## Written task
Each entry below is to be printed verbatim.

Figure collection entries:
────────────────
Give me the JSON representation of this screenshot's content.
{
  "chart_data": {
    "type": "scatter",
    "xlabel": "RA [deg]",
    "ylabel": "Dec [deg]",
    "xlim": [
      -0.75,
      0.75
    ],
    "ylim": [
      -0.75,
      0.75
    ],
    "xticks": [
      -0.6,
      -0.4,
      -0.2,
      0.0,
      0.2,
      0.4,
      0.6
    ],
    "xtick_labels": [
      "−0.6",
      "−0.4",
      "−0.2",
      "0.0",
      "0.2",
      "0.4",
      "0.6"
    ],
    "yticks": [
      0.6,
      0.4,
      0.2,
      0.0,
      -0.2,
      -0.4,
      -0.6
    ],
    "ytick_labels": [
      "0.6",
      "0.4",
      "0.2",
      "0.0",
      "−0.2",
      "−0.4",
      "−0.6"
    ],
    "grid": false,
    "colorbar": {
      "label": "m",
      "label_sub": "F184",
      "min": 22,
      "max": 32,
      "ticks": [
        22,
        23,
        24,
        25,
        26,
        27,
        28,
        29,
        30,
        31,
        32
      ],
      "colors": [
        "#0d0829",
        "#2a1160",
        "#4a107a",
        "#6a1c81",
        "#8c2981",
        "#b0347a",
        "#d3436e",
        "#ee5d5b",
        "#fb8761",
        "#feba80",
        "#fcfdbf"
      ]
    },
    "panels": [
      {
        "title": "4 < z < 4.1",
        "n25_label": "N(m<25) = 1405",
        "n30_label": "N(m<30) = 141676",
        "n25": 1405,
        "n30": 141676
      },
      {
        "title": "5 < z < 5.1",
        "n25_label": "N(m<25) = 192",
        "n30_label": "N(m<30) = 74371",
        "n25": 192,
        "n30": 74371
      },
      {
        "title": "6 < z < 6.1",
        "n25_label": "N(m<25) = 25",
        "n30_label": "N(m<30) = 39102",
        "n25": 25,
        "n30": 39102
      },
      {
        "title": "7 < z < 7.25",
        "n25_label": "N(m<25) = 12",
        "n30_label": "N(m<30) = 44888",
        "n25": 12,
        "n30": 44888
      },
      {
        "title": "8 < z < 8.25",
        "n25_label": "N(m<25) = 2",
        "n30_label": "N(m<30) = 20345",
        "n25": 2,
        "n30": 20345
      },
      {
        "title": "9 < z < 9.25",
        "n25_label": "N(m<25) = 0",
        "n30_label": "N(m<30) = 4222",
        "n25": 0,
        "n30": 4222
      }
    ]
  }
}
────────────────
## Completed task
Give me the JSON representation of this screenshot's content.
{
  "chart_data": {
    "type": "scatter",
    "xlabel": "RA [deg]",
    "ylabel": "Dec [deg]",
    "xlim": [
      -0.75,
      0.75
    ],
    "ylim": [
      -0.75,
      0.75
    ],
    "xticks": [
      -0.6,
      -0.4,
      -0.2,
      0.0,
      0.2,
      0.4,
      0.6
    ],
    "xtick_labels": [
      "−0.6",
      "−0.4",
      "−0.2",
      "0.0",
      "0.2",
      "0.4",
      "0.6"
    ],
    "yticks": [
      0.6,
      0.4,
      0.2,
      0.0,
      -0.2,
      -0.4,
      -0.6
    ],
    "ytick_labels": [
      "0.6",
      "0.4",
      "0.2",
      "0.0",
      "−0.2",
      "−0.4",
      "−0.6"
    ],
    "grid": false,
    "colorbar": {
      "label": "m",
      "label_sub": "F184",
      "min": 22,
      "max": 32,
      "ticks": [
        22,
        23,
        24,
        25,
        26,
        27,
        28,
        29,
        30,
        31,
        32
      ],
      "colors": [
        "#0d0829",
        "#2a1160",
        "#4a107a",
        "#6a1c81",
        "#8c2981",
        "#b0347a",
        "#d3436e",
        "#ee5d5b",
        "#fb8761",
        "#feba80",
        "#fcfdbf"
      ]
    },
    "panels": [
      {
        "title": "4 < z < 4.1",
        "n25_label": "N(m<25) = 1405",
        "n30_label": "N(m<30) = 141676",
        "n25": 1405,
        "n30": 141676
      },
      {
        "title": "5 < z < 5.1",
        "n25_label": "N(m<25) = 192",
        "n30_label": "N(m<30) = 74371",
        "n25": 192,
        "n30": 74371
      },
      {
        "title": "6 < z < 6.1",
        "n25_label": "N(m<25) = 25",
        "n30_label": "N(m<30) = 39102",
        "n25": 25,
        "n30": 39102
      },
      {
        "title": "7 < z < 7.25",
        "n25_label": "N(m<25) = 12",
        "n30_label": "N(m<30) = 44888",
        "n25": 12,
        "n30": 44888
      },
      {
        "title": "8 < z < 8.25",
        "n25_label": "N(m<25) = 2",
        "n30_label": "N(m<30) = 20345",
        "n25": 2,
        "n30": 20345
      },
      {
        "title": "9 < z < 9.25",
        "n25_label": "N(m<25) = 0",
        "n30_label": "N(m<30) = 4222",
        "n25": 0,
        "n30": 4222
      }
    ]
  }
}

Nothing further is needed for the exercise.